===== STORED DATA
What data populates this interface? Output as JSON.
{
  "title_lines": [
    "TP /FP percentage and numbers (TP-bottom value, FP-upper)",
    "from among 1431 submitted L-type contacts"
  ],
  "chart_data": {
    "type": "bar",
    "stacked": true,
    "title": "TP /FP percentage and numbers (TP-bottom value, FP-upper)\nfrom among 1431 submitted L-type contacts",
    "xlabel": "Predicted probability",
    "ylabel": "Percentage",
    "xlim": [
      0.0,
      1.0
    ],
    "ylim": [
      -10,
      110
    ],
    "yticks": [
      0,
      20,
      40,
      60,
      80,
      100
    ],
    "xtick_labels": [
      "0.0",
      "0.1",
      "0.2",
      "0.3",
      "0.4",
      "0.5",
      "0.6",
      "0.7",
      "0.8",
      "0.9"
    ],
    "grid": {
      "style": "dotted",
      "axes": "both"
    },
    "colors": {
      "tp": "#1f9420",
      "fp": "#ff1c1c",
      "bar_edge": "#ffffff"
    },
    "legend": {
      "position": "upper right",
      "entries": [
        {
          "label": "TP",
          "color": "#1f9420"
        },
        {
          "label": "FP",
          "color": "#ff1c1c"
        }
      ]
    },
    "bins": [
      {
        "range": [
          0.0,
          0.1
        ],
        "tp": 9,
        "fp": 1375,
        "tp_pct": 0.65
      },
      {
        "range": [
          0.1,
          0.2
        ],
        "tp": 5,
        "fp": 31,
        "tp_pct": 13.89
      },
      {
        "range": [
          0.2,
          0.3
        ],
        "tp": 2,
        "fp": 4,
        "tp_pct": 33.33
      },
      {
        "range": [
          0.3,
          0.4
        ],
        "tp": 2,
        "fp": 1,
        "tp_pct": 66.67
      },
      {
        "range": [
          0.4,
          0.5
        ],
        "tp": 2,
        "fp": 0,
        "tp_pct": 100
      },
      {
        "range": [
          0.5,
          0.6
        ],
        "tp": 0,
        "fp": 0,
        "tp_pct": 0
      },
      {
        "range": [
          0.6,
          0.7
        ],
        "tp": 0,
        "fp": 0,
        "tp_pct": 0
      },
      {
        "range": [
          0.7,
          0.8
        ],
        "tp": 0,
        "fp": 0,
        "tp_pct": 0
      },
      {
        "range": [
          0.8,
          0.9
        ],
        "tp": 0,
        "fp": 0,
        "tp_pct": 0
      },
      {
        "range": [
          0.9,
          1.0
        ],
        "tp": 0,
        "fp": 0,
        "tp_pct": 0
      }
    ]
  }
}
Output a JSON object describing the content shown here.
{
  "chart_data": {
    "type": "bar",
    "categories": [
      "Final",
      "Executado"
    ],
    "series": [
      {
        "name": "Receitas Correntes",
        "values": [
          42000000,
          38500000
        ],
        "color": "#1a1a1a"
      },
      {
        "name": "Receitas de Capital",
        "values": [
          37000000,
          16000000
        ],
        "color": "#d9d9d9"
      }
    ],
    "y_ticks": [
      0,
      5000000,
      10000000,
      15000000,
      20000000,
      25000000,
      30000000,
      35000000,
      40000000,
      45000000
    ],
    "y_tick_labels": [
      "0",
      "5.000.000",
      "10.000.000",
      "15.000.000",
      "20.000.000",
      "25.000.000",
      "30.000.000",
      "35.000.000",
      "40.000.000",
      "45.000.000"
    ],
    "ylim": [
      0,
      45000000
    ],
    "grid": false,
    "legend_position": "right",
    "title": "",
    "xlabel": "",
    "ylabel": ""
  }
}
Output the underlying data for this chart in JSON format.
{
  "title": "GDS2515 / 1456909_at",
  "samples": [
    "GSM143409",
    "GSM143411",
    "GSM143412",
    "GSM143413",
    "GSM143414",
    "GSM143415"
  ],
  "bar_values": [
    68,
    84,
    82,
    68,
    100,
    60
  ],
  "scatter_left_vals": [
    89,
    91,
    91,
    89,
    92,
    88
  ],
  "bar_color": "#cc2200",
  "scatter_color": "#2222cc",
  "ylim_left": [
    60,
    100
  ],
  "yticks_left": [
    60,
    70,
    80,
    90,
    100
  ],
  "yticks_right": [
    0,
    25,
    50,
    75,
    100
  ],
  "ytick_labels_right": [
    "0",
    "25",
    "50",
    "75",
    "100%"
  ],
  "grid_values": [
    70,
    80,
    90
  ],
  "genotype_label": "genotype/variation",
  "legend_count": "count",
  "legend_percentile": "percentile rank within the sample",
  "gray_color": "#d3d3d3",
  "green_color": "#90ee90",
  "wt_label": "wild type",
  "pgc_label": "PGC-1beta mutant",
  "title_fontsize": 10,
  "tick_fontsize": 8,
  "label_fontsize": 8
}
==========
Scan the data above; copy every line where "JSON" appears.

What data populates this interface? Output as JSON.
Output a JSON object describing the content shown here.
Output the underlying data for this chart in JSON format.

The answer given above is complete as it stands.